◆ **Given instruction**
Find every line with the word "Photometric". Copy those lines.

◆ **Records provided**
----------------------------------------
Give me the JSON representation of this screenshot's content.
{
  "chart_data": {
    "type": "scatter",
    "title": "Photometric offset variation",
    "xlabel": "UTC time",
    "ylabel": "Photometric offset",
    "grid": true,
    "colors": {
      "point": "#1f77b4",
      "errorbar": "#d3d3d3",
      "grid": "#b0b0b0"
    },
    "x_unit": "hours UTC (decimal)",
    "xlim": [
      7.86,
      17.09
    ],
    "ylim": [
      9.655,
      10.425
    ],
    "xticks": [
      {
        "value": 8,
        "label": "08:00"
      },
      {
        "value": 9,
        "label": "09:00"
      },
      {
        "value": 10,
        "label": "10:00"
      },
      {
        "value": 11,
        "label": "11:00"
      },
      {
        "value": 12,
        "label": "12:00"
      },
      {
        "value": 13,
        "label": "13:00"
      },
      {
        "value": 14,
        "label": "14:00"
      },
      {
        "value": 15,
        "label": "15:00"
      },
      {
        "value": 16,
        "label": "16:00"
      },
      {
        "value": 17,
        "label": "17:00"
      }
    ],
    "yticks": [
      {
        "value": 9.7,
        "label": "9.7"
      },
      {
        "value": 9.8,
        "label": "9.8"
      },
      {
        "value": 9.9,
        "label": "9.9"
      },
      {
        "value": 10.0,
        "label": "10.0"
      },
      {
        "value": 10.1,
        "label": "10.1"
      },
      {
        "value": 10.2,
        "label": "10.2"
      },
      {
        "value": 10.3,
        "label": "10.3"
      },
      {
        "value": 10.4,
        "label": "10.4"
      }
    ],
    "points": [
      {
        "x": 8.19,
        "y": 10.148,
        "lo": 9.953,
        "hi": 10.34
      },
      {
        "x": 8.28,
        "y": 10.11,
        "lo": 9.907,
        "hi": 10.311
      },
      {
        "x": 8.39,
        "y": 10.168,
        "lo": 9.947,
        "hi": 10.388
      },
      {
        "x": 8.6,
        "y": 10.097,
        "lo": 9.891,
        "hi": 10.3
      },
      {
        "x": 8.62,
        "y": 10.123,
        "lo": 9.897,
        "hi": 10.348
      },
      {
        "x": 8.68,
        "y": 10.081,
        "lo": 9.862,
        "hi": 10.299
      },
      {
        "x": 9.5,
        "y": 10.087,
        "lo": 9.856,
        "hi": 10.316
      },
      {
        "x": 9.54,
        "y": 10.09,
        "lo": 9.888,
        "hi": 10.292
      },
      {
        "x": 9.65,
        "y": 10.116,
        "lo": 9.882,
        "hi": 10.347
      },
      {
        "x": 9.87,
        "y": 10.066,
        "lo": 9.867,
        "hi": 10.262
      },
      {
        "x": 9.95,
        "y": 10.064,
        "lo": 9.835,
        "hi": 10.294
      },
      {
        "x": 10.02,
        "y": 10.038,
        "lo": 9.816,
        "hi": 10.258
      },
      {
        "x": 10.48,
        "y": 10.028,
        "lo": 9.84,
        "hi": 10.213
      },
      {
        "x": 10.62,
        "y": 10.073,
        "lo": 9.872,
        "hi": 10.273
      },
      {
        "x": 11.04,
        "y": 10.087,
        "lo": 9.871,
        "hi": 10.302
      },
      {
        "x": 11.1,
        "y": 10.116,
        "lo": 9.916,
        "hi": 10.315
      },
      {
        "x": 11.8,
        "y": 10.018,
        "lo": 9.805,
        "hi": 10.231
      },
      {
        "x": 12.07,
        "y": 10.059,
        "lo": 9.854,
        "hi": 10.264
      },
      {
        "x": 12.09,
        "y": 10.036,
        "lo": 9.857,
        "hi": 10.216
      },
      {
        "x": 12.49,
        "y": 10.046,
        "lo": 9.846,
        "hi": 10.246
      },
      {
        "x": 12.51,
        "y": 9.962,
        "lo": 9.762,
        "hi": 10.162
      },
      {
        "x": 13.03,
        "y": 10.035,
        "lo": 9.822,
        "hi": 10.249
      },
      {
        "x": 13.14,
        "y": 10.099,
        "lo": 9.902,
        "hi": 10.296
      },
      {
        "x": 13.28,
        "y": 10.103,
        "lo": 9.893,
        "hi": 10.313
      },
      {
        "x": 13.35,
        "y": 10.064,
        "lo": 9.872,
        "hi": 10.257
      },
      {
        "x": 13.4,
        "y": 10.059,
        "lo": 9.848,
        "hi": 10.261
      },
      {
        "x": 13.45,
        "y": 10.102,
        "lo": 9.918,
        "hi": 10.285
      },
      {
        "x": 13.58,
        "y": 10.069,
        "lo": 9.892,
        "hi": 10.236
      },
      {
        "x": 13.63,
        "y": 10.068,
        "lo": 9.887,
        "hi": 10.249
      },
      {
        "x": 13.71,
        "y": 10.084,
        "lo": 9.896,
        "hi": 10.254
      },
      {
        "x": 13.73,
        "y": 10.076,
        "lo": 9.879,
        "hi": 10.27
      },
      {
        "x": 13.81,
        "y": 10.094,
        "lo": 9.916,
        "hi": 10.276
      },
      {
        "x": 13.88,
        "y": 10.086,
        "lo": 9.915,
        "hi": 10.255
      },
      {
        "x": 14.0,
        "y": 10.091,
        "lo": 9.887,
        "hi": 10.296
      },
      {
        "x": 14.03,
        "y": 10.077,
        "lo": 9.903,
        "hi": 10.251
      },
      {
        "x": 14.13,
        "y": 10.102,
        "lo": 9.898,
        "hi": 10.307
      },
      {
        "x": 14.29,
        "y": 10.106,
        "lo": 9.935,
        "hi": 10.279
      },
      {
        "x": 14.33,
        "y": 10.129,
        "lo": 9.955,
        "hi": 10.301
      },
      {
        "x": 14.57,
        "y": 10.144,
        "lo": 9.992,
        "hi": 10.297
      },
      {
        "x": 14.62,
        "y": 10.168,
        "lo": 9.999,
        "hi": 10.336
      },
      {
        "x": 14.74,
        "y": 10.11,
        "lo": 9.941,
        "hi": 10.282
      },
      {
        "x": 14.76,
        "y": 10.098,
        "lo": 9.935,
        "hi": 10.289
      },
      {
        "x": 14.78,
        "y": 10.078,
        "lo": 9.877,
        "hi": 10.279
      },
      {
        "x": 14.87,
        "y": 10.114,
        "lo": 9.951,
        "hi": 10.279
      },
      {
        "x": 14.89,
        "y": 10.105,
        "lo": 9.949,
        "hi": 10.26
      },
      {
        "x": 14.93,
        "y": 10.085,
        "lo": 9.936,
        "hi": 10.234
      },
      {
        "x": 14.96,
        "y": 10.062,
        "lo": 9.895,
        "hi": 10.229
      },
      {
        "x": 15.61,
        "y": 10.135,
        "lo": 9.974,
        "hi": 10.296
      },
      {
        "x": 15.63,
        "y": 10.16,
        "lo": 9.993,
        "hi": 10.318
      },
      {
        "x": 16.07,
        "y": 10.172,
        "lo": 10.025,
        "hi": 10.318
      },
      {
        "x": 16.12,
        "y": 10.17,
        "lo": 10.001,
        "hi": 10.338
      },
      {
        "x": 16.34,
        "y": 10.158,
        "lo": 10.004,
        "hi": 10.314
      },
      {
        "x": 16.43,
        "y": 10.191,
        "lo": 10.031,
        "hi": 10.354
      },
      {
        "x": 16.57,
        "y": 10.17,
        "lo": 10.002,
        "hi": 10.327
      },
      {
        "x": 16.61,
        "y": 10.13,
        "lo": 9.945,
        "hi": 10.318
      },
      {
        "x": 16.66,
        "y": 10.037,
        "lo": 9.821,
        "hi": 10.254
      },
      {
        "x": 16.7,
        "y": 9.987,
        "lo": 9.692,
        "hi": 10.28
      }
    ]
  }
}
----------------------------------------
◆ **Answer below**
    "title": "Photometric offset variation",
    "ylabel": "Photometric offset",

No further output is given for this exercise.